Short exercise: Repeat the entries verbatim, from the line containing "steps-textbox[interactable]: 1. 在" through the line containing "resize-handle-bottom-left[interactable] (294, 418, 311, 435)", with both lines included.

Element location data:
----

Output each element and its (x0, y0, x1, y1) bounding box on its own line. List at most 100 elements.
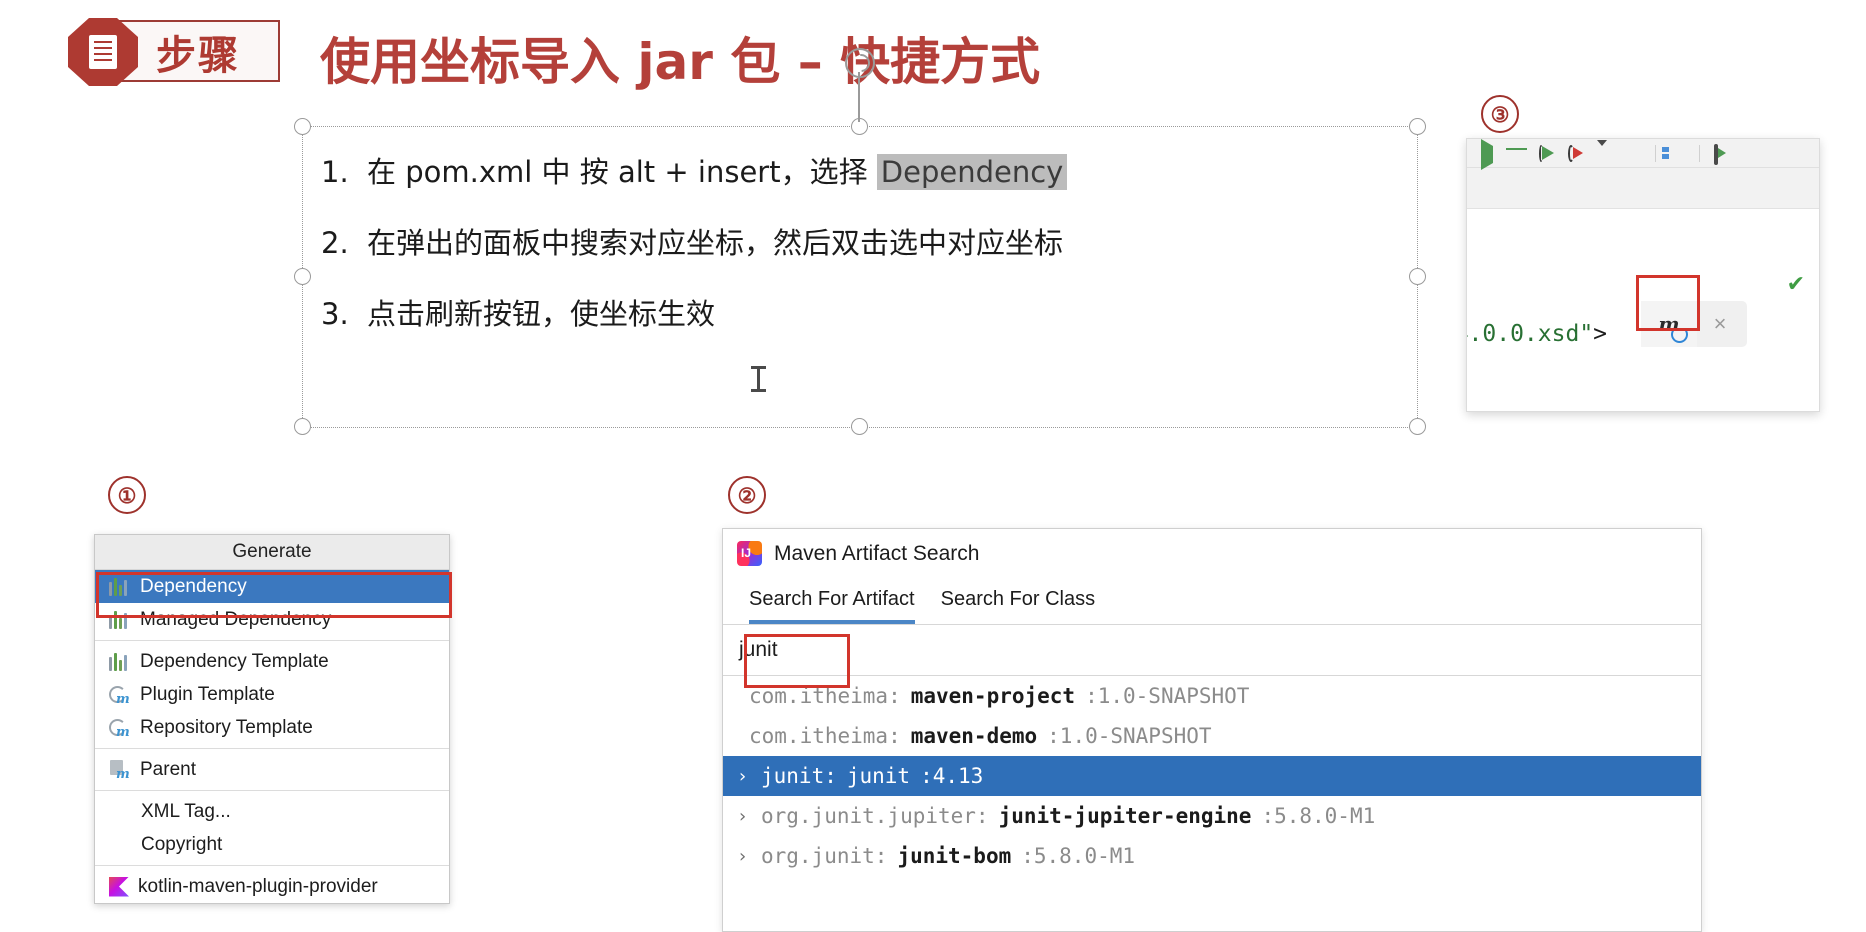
steps-textbox[interactable]: 1. 在 pom.xml 中 按 alt + insert，选择 Dependen… (302, 126, 1418, 428)
menu-item-label: kotlin-maven-plugin-provider (138, 875, 378, 897)
marker-one: ① (108, 476, 146, 514)
menu-item-xml-tag[interactable]: XML Tag... (95, 795, 449, 828)
step-line-3: 3. 点击刷新按钮，使坐标生效 (321, 297, 716, 331)
chevron-right-icon[interactable]: › (737, 766, 751, 787)
result-group: com.itheima: (749, 684, 901, 708)
menu-item-label: Repository Template (140, 716, 313, 738)
menu-item-label: XML Tag... (141, 800, 231, 822)
menu-item-parent[interactable]: Parent (95, 753, 449, 786)
resize-handle-bottom-left[interactable] (294, 418, 311, 435)
maven-reload-popup[interactable]: m × (1641, 301, 1747, 347)
run-with-coverage-icon[interactable] (1539, 144, 1554, 162)
maven-plugin-icon (107, 684, 131, 707)
menu-item-label: Dependency (140, 575, 247, 597)
result-row[interactable]: com.itheima: maven-demo:1.0-SNAPSHOT (723, 716, 1701, 756)
resize-handle-top-right[interactable] (1409, 118, 1426, 135)
dropdown-caret-icon[interactable] (1597, 139, 1612, 163)
maven-plugin-icon (107, 717, 131, 740)
marker-two: ② (728, 476, 766, 514)
result-artifact: junit-jupiter-engine (998, 804, 1252, 828)
dependency-bars-icon (107, 651, 131, 673)
resize-handle-bottom-center[interactable] (851, 418, 868, 435)
document-icon (68, 18, 138, 86)
intellij-idea-icon (737, 541, 762, 566)
menu-item-label: Parent (140, 758, 196, 780)
ide-breadcrumb-strip (1467, 168, 1819, 209)
menu-separator (95, 748, 449, 749)
toolbar-divider (1699, 144, 1700, 162)
maven-reload-icon[interactable]: m (1641, 301, 1697, 347)
page-title: 使用坐标导入 jar 包 – 快捷方式 (320, 33, 1041, 91)
result-group: org.junit: (761, 844, 888, 868)
chevron-right-icon[interactable]: › (737, 846, 751, 867)
rotation-stem (858, 72, 860, 122)
step-line-2: 2. 在弹出的面板中搜索对应坐标，然后双击选中对应坐标 (321, 226, 1064, 260)
menu-item-label: Managed Dependency (140, 608, 332, 630)
refresh-arrow-icon (1671, 326, 1688, 343)
result-version: :4.13 (920, 764, 984, 788)
close-icon[interactable]: × (1697, 311, 1743, 337)
menu-item-label: Plugin Template (140, 683, 275, 705)
tab-search-for-class[interactable]: Search For Class (941, 588, 1096, 624)
menu-item-dependency-template[interactable]: Dependency Template (95, 645, 449, 678)
generate-menu[interactable]: Generate Dependency Managed Dependency D… (94, 534, 450, 904)
result-artifact: junit-bom (897, 844, 1012, 868)
generate-menu-title: Generate (95, 535, 449, 570)
menu-item-managed-dependency[interactable]: Managed Dependency (95, 603, 449, 636)
debug-icon[interactable] (1510, 146, 1525, 161)
chevron-right-icon[interactable]: › (737, 806, 751, 827)
result-row[interactable]: com.itheima: maven-project:1.0-SNAPSHOT (723, 676, 1701, 716)
slide-canvas: 步骤 使用坐标导入 jar 包 – 快捷方式 1. 在 pom.xml 中 按 a… (0, 0, 1866, 932)
dialog-title: Maven Artifact Search (774, 541, 980, 565)
menu-separator (95, 790, 449, 791)
ide-toolbar[interactable] (1467, 139, 1819, 170)
menu-item-copyright[interactable]: Copyright (95, 828, 449, 861)
step-line-1: 1. 在 pom.xml 中 按 alt + insert，选择 Dependen… (321, 149, 1068, 191)
dialog-header: Maven Artifact Search (723, 529, 1701, 566)
result-row-selected[interactable]: › junit: junit :4.13 (723, 756, 1701, 796)
dependency-bars-icon (107, 609, 131, 631)
dependency-bars-icon (107, 576, 131, 598)
rotation-handle[interactable] (845, 48, 875, 78)
stop-icon[interactable] (1626, 146, 1641, 161)
search-results-list[interactable]: com.itheima: maven-project:1.0-SNAPSHOT c… (723, 676, 1701, 876)
result-artifact: maven-project (910, 684, 1076, 708)
resize-handle-bottom-right[interactable] (1409, 418, 1426, 435)
tab-search-for-artifact[interactable]: Search For Artifact (749, 588, 915, 624)
kotlin-icon (109, 876, 129, 897)
menu-item-plugin-template[interactable]: Plugin Template (95, 678, 449, 711)
menu-item-repository-template[interactable]: Repository Template (95, 711, 449, 744)
xml-code-text: n-4.0.0.xsd"> (1467, 321, 1608, 347)
ide-screenshot-panel: ✔ n-4.0.0.xsd"> m × (1466, 138, 1820, 412)
result-group: org.junit.jupiter: (761, 804, 989, 828)
resize-handle-middle-right[interactable] (1409, 268, 1426, 285)
result-row[interactable]: › org.junit: junit-bom:5.8.0-M1 (723, 836, 1701, 876)
result-group: com.itheima: (749, 724, 901, 748)
menu-item-kotlin-maven-plugin-provider[interactable]: kotlin-maven-plugin-provider (95, 870, 449, 903)
toolbar-divider (1655, 144, 1656, 162)
result-group: junit: (761, 764, 837, 788)
marker-three: ③ (1481, 95, 1519, 133)
resize-handle-top-center[interactable] (851, 118, 868, 135)
result-version: :5.8.0-M1 (1261, 804, 1376, 828)
maven-artifact-search-dialog[interactable]: Maven Artifact Search Search For Artifac… (722, 528, 1702, 932)
maven-parent-icon (107, 759, 131, 782)
menu-separator (95, 865, 449, 866)
search-input[interactable]: junit (723, 624, 1701, 676)
menu-separator (95, 640, 449, 641)
ide-editor-body: ✔ n-4.0.0.xsd"> m × (1467, 209, 1819, 409)
result-row[interactable]: › org.junit.jupiter: junit-jupiter-engine:… (723, 796, 1701, 836)
resize-handle-top-left[interactable] (294, 118, 311, 135)
inspection-ok-icon: ✔ (1786, 271, 1805, 296)
dependency-highlight: Dependency (876, 154, 1068, 190)
profile-icon[interactable] (1568, 144, 1583, 162)
run-icon[interactable] (1481, 139, 1496, 170)
layout-icon[interactable] (1670, 146, 1685, 161)
resize-handle-middle-left[interactable] (294, 268, 311, 285)
badge-label: 步骤 (156, 33, 240, 79)
result-artifact: maven-demo (910, 724, 1038, 748)
preview-icon[interactable] (1714, 143, 1729, 165)
dialog-tabs[interactable]: Search For Artifact Search For Class (723, 566, 1701, 624)
result-artifact: junit (846, 764, 911, 788)
menu-item-dependency[interactable]: Dependency (95, 570, 449, 603)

----

Task answer:
steps-textbox[interactable]: 1. 在 pom.xml 中 按 alt + insert，选择 Dependen… (302, 126, 1418, 428)
menu-item-label: kotlin-maven-plugin-provider (138, 875, 378, 897)
marker-one: ① (108, 476, 146, 514)
menu-item-xml-tag[interactable]: XML Tag... (95, 795, 449, 828)
step-line-3: 3. 点击刷新按钮，使坐标生效 (321, 297, 716, 331)
chevron-right-icon[interactable]: › (737, 766, 751, 787)
result-group: com.itheima: (749, 684, 901, 708)
menu-item-label: Repository Template (140, 716, 313, 738)
menu-item-label: XML Tag... (141, 800, 231, 822)
menu-item-parent[interactable]: Parent (95, 753, 449, 786)
resize-handle-bottom-left[interactable] (294, 418, 311, 435)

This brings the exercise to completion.